Report, word for word, every line of the material that contains "direction".

>> Start PROVIDED ENTRIES

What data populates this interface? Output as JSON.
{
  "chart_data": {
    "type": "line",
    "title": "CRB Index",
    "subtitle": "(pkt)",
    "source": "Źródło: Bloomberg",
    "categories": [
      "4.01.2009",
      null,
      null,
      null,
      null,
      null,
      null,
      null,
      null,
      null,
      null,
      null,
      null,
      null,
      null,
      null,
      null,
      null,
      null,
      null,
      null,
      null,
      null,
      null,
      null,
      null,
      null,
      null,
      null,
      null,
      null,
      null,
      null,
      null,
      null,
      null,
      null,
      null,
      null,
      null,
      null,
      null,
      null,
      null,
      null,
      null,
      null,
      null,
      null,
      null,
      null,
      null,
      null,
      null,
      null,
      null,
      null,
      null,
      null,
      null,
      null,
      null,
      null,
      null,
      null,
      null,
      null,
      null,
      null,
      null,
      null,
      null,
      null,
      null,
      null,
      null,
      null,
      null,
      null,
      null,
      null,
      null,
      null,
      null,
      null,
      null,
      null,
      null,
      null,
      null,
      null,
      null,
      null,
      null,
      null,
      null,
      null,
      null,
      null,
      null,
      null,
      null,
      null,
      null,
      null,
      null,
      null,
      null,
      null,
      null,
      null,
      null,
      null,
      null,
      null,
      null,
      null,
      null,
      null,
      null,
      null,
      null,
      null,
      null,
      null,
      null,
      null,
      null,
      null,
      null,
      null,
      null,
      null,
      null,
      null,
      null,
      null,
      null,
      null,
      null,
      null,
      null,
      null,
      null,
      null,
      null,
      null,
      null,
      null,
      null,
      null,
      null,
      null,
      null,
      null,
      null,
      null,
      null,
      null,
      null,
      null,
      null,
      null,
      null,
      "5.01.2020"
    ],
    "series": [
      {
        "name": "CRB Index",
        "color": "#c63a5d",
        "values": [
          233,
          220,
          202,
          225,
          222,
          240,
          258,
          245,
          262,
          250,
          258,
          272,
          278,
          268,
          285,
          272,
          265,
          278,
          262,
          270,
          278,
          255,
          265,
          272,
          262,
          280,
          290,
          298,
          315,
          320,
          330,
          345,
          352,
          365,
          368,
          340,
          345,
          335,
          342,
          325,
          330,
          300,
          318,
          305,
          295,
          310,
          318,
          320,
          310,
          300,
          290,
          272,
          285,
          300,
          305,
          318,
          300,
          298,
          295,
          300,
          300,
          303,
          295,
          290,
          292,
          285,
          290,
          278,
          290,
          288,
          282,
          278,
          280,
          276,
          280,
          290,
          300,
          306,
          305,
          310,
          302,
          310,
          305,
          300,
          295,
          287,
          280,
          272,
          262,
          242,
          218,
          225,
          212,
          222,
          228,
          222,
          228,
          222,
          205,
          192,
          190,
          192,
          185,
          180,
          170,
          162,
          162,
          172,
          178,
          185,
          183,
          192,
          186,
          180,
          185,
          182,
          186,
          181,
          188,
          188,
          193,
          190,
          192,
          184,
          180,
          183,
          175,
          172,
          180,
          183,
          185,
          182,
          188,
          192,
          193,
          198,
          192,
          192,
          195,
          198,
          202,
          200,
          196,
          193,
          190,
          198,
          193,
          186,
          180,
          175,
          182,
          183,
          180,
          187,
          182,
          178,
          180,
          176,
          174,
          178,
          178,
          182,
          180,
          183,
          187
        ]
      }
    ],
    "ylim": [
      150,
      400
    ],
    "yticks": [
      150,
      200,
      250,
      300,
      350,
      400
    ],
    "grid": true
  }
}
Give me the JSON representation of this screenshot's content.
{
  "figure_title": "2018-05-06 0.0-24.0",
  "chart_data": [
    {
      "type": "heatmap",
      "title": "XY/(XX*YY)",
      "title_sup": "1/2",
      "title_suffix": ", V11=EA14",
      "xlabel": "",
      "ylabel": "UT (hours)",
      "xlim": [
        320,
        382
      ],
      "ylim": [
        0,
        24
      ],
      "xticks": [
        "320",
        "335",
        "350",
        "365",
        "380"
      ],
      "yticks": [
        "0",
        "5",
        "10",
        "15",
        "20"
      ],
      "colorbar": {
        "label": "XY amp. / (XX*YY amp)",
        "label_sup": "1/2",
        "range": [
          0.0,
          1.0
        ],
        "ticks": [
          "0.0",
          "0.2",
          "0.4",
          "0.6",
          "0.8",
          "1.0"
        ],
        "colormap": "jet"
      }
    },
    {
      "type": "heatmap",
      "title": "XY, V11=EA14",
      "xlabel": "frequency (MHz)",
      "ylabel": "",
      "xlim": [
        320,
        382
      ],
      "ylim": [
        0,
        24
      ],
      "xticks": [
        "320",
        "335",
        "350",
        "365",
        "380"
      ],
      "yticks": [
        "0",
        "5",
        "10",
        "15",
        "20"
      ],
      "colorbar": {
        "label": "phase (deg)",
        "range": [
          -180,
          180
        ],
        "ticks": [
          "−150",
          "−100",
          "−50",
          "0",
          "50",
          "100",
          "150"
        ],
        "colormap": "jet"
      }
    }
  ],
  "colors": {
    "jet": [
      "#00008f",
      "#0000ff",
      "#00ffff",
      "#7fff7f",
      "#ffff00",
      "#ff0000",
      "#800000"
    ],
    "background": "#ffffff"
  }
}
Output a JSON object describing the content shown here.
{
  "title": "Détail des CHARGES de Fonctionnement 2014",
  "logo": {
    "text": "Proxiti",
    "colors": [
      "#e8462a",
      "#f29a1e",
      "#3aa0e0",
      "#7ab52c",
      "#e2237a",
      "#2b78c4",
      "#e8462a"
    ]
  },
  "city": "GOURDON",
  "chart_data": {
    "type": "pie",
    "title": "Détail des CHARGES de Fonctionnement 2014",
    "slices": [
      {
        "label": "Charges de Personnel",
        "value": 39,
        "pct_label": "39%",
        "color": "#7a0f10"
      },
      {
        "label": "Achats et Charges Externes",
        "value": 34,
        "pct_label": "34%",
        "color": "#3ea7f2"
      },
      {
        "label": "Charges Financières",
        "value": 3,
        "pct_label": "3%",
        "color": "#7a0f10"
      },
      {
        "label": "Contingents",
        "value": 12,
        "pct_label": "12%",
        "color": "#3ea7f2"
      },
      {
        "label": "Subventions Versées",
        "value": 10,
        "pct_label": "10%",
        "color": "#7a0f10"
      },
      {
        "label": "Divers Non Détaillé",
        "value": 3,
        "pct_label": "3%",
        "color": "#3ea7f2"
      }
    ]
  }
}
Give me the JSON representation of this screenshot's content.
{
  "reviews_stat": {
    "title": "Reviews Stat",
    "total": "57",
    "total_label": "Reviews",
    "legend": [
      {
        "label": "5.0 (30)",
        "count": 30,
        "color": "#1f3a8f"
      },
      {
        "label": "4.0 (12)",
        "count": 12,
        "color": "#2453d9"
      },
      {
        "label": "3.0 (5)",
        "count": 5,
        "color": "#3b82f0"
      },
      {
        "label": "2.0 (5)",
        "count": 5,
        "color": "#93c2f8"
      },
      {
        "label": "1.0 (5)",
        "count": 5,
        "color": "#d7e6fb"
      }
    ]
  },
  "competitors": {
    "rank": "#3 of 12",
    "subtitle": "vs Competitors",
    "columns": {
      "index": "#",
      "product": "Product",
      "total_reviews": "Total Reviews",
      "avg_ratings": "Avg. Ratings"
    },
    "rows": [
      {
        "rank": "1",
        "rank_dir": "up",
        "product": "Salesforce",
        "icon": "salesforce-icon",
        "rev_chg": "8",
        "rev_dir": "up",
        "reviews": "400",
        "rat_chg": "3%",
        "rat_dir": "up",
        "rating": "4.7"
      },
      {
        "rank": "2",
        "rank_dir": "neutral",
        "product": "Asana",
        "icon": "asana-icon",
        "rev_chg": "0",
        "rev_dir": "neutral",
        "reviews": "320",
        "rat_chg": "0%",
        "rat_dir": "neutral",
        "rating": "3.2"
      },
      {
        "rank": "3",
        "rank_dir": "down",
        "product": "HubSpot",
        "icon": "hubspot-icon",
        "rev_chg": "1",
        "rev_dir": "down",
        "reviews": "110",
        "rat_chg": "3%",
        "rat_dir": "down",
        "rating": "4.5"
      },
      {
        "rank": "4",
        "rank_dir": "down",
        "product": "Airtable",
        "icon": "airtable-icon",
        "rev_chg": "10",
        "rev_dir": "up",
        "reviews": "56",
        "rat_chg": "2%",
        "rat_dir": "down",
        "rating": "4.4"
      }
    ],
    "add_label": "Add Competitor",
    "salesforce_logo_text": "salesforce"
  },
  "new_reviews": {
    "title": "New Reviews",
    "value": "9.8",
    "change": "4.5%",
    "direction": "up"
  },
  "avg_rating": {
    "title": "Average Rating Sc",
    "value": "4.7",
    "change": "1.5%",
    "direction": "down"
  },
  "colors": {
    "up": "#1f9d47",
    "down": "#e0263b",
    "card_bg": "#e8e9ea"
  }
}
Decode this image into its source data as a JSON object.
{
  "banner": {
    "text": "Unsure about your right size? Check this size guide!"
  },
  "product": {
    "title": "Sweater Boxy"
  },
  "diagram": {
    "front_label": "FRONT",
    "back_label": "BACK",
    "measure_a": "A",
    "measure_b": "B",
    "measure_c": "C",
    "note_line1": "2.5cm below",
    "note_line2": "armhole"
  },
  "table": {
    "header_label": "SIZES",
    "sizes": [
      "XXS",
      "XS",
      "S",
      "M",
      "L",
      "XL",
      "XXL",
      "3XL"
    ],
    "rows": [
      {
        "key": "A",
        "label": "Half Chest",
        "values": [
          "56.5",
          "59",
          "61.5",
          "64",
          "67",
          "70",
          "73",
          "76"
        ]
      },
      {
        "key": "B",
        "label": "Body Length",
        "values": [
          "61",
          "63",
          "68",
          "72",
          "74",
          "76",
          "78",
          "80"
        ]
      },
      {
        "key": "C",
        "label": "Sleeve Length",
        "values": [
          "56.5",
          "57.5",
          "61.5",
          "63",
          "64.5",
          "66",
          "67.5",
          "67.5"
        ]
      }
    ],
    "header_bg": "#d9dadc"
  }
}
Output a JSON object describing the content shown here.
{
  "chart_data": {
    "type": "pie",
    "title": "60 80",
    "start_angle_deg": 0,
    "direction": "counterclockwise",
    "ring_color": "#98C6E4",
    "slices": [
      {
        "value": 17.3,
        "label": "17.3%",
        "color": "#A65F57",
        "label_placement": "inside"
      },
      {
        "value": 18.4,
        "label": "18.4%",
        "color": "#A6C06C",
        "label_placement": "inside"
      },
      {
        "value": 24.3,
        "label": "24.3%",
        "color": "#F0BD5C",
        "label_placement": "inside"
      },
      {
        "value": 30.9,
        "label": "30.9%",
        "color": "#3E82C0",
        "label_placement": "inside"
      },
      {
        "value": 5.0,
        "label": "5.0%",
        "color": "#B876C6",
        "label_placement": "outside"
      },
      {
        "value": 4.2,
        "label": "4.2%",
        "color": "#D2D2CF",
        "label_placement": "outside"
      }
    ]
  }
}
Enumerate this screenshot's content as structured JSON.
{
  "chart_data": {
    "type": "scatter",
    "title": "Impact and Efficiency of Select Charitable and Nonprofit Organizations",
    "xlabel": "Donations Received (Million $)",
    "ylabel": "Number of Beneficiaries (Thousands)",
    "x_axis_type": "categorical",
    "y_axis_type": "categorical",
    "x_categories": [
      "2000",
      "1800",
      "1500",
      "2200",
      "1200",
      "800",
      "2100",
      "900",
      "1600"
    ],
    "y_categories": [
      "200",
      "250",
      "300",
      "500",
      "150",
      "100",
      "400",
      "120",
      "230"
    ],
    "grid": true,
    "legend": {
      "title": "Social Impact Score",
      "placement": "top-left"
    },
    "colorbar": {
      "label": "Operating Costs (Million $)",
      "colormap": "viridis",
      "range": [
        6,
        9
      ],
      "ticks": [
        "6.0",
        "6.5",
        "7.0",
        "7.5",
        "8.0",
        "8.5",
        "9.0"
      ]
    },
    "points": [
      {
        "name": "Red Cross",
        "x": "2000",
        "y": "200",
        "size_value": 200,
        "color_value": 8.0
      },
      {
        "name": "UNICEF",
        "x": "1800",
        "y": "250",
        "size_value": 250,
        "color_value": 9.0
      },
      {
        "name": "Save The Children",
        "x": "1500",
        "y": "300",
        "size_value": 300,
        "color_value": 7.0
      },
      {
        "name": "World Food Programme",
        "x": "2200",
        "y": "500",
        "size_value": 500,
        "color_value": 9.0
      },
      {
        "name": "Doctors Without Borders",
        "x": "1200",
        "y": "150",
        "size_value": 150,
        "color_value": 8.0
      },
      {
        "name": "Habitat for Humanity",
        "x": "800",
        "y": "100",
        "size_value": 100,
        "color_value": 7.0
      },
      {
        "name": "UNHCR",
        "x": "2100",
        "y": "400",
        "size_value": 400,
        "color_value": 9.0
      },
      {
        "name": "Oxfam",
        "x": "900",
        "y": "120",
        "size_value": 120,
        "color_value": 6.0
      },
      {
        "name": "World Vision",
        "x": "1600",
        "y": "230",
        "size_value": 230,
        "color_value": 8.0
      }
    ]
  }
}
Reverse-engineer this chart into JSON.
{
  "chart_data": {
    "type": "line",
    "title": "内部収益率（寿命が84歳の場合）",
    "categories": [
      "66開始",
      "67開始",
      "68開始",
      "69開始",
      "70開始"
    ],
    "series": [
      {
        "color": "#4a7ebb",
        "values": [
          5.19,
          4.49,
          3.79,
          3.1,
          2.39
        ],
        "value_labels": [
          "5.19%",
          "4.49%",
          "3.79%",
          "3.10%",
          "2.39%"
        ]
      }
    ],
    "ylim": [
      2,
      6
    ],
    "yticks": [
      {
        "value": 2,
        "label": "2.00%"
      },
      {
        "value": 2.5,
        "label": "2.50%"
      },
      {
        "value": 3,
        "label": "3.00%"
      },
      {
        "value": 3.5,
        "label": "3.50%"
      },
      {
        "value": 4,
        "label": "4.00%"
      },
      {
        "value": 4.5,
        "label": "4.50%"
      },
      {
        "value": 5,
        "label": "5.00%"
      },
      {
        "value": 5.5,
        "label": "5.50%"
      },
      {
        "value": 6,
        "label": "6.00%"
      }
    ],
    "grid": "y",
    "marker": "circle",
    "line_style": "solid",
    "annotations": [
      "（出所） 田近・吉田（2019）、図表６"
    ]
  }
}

>> End PROVIDED ENTRIES

● **RESPONSE**:
    "direction": "up"
    "direction": "down"
    "direction": "counterclockwise",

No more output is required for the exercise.